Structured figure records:
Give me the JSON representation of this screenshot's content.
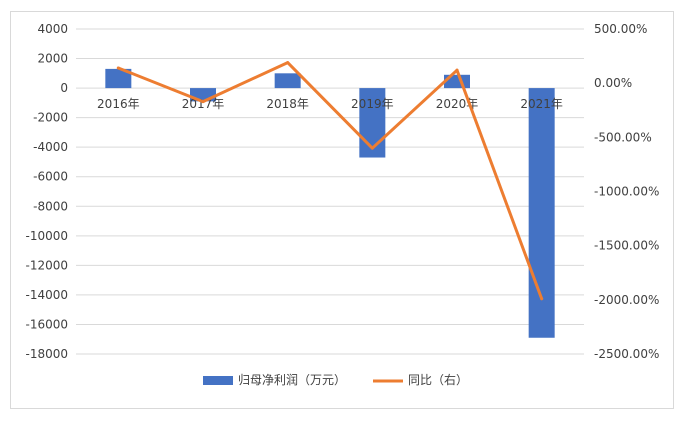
{
  "chart_data": {
    "type": "bar+line",
    "categories": [
      "2016年",
      "2017年",
      "2018年",
      "2019年",
      "2020年",
      "2021年"
    ],
    "series": [
      {
        "name": "归母净利润（万元）",
        "type": "bar",
        "axis": "left",
        "color": "#4472C4",
        "values": [
          1300,
          -900,
          1000,
          -4700,
          900,
          -16900
        ]
      },
      {
        "name": "同比（右）",
        "type": "line",
        "axis": "right",
        "color": "#ED7D31",
        "values": [
          140,
          -170,
          190,
          -600,
          120,
          -1990
        ]
      }
    ],
    "y_left": {
      "ylim": [
        -18000,
        4000
      ],
      "ticks": [
        4000,
        2000,
        0,
        -2000,
        -4000,
        -6000,
        -8000,
        -10000,
        -12000,
        -14000,
        -16000,
        -18000
      ],
      "tick_labels": [
        "4000",
        "2000",
        "0",
        "-2000",
        "-4000",
        "-6000",
        "-8000",
        "-10000",
        "-12000",
        "-14000",
        "-16000",
        "-18000"
      ]
    },
    "y_right": {
      "ylim": [
        -2500,
        500
      ],
      "ticks": [
        500,
        0,
        -500,
        -1000,
        -1500,
        -2000,
        -2500
      ],
      "tick_labels": [
        "500.00%",
        "0.00%",
        "-500.00%",
        "-1000.00%",
        "-1500.00%",
        "-2000.00%",
        "-2500.00%"
      ]
    },
    "grid": true,
    "legend": "bottom"
  }
}
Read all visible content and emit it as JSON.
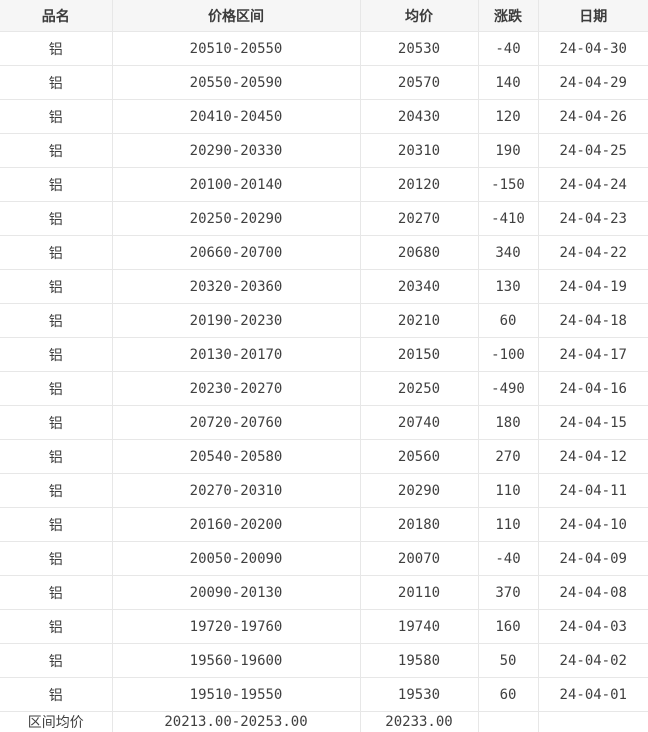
{
  "colors": {
    "header_bg": "#f6f6f6",
    "border": "#e7e7e7",
    "text": "#404040"
  },
  "table": {
    "columns": [
      {
        "key": "name",
        "label": "品名"
      },
      {
        "key": "range",
        "label": "价格区间"
      },
      {
        "key": "avg",
        "label": "均价"
      },
      {
        "key": "change",
        "label": "涨跌"
      },
      {
        "key": "date",
        "label": "日期"
      }
    ],
    "rows": [
      {
        "name": "铝",
        "range": "20510-20550",
        "avg": "20530",
        "change": "-40",
        "date": "24-04-30"
      },
      {
        "name": "铝",
        "range": "20550-20590",
        "avg": "20570",
        "change": "140",
        "date": "24-04-29"
      },
      {
        "name": "铝",
        "range": "20410-20450",
        "avg": "20430",
        "change": "120",
        "date": "24-04-26"
      },
      {
        "name": "铝",
        "range": "20290-20330",
        "avg": "20310",
        "change": "190",
        "date": "24-04-25"
      },
      {
        "name": "铝",
        "range": "20100-20140",
        "avg": "20120",
        "change": "-150",
        "date": "24-04-24"
      },
      {
        "name": "铝",
        "range": "20250-20290",
        "avg": "20270",
        "change": "-410",
        "date": "24-04-23"
      },
      {
        "name": "铝",
        "range": "20660-20700",
        "avg": "20680",
        "change": "340",
        "date": "24-04-22"
      },
      {
        "name": "铝",
        "range": "20320-20360",
        "avg": "20340",
        "change": "130",
        "date": "24-04-19"
      },
      {
        "name": "铝",
        "range": "20190-20230",
        "avg": "20210",
        "change": "60",
        "date": "24-04-18"
      },
      {
        "name": "铝",
        "range": "20130-20170",
        "avg": "20150",
        "change": "-100",
        "date": "24-04-17"
      },
      {
        "name": "铝",
        "range": "20230-20270",
        "avg": "20250",
        "change": "-490",
        "date": "24-04-16"
      },
      {
        "name": "铝",
        "range": "20720-20760",
        "avg": "20740",
        "change": "180",
        "date": "24-04-15"
      },
      {
        "name": "铝",
        "range": "20540-20580",
        "avg": "20560",
        "change": "270",
        "date": "24-04-12"
      },
      {
        "name": "铝",
        "range": "20270-20310",
        "avg": "20290",
        "change": "110",
        "date": "24-04-11"
      },
      {
        "name": "铝",
        "range": "20160-20200",
        "avg": "20180",
        "change": "110",
        "date": "24-04-10"
      },
      {
        "name": "铝",
        "range": "20050-20090",
        "avg": "20070",
        "change": "-40",
        "date": "24-04-09"
      },
      {
        "name": "铝",
        "range": "20090-20130",
        "avg": "20110",
        "change": "370",
        "date": "24-04-08"
      },
      {
        "name": "铝",
        "range": "19720-19760",
        "avg": "19740",
        "change": "160",
        "date": "24-04-03"
      },
      {
        "name": "铝",
        "range": "19560-19600",
        "avg": "19580",
        "change": "50",
        "date": "24-04-02"
      },
      {
        "name": "铝",
        "range": "19510-19550",
        "avg": "19530",
        "change": "60",
        "date": "24-04-01"
      }
    ],
    "footer": {
      "name": "区间均价",
      "range": "20213.00-20253.00",
      "avg": "20233.00",
      "change": "",
      "date": ""
    }
  }
}
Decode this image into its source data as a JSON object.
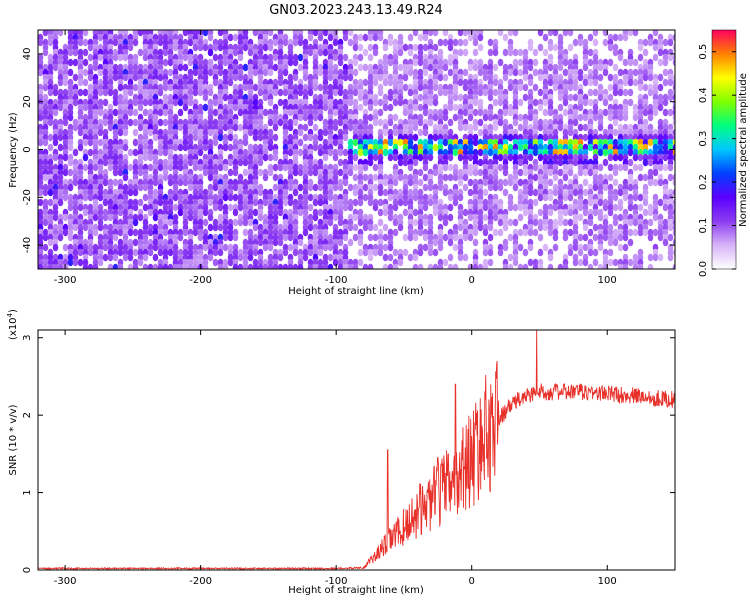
{
  "title": "GN03.2023.243.13.49.R24",
  "chart_data": [
    {
      "type": "heatmap",
      "xlabel": "Height of straight line (km)",
      "ylabel": "Frequency (Hz)",
      "xlim": [
        -320,
        150
      ],
      "ylim": [
        -50,
        50
      ],
      "xticks": [
        -300,
        -200,
        -100,
        0,
        100
      ],
      "xtick_labels": [
        "-300",
        "-200",
        "-100",
        "0",
        "100"
      ],
      "yticks": [
        -40,
        -20,
        0,
        20,
        40
      ],
      "ytick_labels": [
        "-40",
        "-20",
        "0",
        "20",
        "40"
      ],
      "colorbar": {
        "label": "Normalized spectral amplitude",
        "range": [
          0,
          0.55
        ],
        "ticks": [
          0,
          0.1,
          0.2,
          0.3,
          0.4,
          0.5
        ],
        "tick_labels": [
          "0.0",
          "0.1",
          "0.2",
          "0.3",
          "0.4",
          "0.5"
        ],
        "colormap": [
          "#ffffff",
          "#d8b4f8",
          "#8c3cf0",
          "#5a00ff",
          "#0040ff",
          "#00c8ff",
          "#00ff80",
          "#80ff00",
          "#ffff00",
          "#ff8000",
          "#ff0060"
        ]
      },
      "regions": [
        {
          "x_range": [
            -320,
            -90
          ],
          "freq_range": [
            -50,
            50
          ],
          "typical_amplitude": 0.07
        },
        {
          "x_range": [
            -90,
            150
          ],
          "freq_range": [
            -50,
            50
          ],
          "typical_amplitude": 0.05
        },
        {
          "x_range": [
            -85,
            150
          ],
          "freq_range": [
            -3,
            3
          ],
          "typical_amplitude": 0.3,
          "peak_amplitude": 0.5
        }
      ]
    },
    {
      "type": "line",
      "xlabel": "Height of straight line (km)",
      "ylabel": "SNR (10 * v/v)",
      "y_multiplier": "(x10^4)",
      "y_multiplier_base": "(x10",
      "y_multiplier_exp": "4",
      "y_multiplier_close": ")",
      "xlim": [
        -320,
        150
      ],
      "ylim": [
        0,
        3.1
      ],
      "xticks": [
        -300,
        -200,
        -100,
        0,
        100
      ],
      "xtick_labels": [
        "-300",
        "-200",
        "-100",
        "0",
        "100"
      ],
      "yticks": [
        0,
        1,
        2,
        3
      ],
      "ytick_labels": [
        "0",
        "1",
        "2",
        "3"
      ],
      "color": "#e8302a",
      "series": [
        {
          "x": [
            -320,
            -200,
            -100,
            -80,
            -70,
            -60,
            -50,
            -40,
            -30,
            -20,
            -10,
            0,
            10,
            20,
            30,
            40,
            50,
            60,
            80,
            100,
            120,
            150
          ],
          "y": [
            0.02,
            0.02,
            0.02,
            0.03,
            0.2,
            0.4,
            0.55,
            0.75,
            0.9,
            1.05,
            1.25,
            1.45,
            1.75,
            1.95,
            2.15,
            2.25,
            2.3,
            2.3,
            2.3,
            2.28,
            2.25,
            2.2
          ]
        }
      ],
      "spikes": [
        {
          "x": -62,
          "y": 1.55
        },
        {
          "x": -25,
          "y": 1.45
        },
        {
          "x": -12,
          "y": 2.4
        },
        {
          "x": 48,
          "y": 3.1
        },
        {
          "x": 10,
          "y": 2.2
        }
      ]
    }
  ]
}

YOUR INSTRUCTIONS: From the entries above, select each line containing the string "content".

ANSWER:
Give me the JSON representation of this screenshot's content.
Read all visible content and emit it as JSON.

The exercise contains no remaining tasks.